Problem description: Find every line in the records below that holds the word "LOCATION", and copy each one.

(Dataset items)
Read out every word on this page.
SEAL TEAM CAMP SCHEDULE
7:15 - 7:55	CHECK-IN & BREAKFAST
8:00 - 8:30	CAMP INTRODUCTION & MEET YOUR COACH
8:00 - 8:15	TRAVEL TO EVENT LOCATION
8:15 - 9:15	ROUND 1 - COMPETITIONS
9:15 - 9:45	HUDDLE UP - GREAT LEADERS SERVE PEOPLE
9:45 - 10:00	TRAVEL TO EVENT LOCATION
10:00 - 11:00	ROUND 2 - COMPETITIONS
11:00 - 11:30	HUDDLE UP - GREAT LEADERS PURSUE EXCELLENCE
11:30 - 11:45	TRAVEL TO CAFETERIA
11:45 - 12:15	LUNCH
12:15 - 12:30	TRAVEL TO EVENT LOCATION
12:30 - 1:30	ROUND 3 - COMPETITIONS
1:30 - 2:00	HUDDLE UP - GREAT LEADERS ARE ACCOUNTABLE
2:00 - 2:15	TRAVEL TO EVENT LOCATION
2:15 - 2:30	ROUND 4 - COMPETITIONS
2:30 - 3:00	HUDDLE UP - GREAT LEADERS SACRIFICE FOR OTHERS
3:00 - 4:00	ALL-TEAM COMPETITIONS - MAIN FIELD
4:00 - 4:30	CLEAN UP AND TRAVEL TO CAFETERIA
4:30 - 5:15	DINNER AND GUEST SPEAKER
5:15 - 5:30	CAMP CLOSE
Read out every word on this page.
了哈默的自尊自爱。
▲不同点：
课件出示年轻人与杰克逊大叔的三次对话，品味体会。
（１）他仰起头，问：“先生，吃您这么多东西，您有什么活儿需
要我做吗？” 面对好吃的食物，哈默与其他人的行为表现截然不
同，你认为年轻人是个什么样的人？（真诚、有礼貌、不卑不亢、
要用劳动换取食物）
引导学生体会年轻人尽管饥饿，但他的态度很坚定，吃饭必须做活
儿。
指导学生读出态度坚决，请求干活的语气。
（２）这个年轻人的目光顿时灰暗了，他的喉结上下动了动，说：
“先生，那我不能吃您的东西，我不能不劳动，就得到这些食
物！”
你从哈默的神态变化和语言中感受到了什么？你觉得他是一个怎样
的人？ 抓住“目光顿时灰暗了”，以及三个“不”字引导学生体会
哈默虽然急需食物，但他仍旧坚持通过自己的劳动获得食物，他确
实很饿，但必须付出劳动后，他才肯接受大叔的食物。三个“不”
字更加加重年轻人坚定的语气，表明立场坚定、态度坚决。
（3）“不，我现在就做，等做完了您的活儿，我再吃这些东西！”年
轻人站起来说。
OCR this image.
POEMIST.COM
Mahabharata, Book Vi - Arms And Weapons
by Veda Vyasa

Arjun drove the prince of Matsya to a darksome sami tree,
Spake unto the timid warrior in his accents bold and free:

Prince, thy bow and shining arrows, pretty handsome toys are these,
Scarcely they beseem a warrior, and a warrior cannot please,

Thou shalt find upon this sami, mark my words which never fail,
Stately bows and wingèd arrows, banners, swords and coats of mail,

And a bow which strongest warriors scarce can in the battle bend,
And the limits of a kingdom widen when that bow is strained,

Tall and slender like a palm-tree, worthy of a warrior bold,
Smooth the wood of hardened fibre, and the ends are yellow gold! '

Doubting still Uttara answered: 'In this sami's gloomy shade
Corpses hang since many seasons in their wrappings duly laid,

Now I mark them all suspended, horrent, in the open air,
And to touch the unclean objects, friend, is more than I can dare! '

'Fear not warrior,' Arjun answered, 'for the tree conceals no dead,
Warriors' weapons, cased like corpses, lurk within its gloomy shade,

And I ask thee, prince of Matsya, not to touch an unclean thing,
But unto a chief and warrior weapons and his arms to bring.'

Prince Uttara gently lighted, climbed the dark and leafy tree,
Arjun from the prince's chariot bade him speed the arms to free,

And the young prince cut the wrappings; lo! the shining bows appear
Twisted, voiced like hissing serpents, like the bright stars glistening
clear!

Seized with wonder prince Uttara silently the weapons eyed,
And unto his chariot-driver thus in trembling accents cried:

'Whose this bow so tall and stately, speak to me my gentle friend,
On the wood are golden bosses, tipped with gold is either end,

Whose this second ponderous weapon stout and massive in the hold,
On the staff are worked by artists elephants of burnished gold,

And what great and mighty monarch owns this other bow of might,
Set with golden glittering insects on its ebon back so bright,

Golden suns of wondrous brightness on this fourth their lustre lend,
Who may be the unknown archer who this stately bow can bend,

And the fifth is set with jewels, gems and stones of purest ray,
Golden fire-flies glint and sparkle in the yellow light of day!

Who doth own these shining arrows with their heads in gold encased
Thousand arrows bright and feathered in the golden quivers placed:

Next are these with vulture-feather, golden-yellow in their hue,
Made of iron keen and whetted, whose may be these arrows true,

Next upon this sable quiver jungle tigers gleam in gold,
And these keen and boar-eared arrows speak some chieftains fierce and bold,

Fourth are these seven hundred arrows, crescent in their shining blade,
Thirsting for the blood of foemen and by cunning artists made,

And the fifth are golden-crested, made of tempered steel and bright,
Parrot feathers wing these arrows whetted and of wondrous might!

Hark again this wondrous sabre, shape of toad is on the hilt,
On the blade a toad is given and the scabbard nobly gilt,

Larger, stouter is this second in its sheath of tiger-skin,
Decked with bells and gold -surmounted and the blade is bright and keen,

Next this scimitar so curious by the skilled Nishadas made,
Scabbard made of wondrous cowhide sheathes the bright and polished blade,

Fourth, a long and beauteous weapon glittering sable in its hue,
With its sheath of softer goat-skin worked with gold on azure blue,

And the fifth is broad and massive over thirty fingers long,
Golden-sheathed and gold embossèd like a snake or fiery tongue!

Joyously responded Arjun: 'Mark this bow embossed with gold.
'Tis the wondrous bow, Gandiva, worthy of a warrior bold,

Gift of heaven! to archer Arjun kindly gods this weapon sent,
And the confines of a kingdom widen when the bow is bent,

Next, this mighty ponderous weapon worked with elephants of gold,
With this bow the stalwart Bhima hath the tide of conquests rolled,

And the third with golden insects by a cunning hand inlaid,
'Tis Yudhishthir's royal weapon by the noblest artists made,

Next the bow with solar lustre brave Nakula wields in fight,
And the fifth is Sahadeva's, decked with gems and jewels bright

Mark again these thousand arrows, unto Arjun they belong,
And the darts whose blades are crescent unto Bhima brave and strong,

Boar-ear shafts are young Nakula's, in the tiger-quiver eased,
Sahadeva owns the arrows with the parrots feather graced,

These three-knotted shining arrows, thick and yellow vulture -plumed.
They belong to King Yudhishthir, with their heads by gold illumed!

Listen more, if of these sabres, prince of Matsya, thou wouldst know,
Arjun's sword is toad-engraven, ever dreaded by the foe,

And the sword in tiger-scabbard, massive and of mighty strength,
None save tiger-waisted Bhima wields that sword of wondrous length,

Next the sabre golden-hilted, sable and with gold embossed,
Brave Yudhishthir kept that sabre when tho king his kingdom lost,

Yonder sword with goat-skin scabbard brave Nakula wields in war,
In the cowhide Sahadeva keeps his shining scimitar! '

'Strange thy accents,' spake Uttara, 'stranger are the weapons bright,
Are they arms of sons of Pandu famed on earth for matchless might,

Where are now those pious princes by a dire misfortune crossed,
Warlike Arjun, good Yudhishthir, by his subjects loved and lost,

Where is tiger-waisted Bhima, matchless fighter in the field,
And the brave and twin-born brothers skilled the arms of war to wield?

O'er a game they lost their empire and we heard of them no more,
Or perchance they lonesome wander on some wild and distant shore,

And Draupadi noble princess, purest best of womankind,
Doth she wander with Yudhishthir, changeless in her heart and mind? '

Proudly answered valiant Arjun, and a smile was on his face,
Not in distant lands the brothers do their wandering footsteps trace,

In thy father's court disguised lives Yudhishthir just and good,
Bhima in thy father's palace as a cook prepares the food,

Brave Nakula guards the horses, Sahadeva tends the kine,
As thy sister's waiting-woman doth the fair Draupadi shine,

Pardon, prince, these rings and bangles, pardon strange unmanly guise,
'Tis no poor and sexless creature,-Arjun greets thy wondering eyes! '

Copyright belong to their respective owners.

Response below:
8:00 - 8:15	TRAVEL TO EVENT LOCATION
9:45 - 10:00	TRAVEL TO EVENT LOCATION
12:15 - 12:30	TRAVEL TO EVENT LOCATION
2:00 - 2:15	TRAVEL TO EVENT LOCATION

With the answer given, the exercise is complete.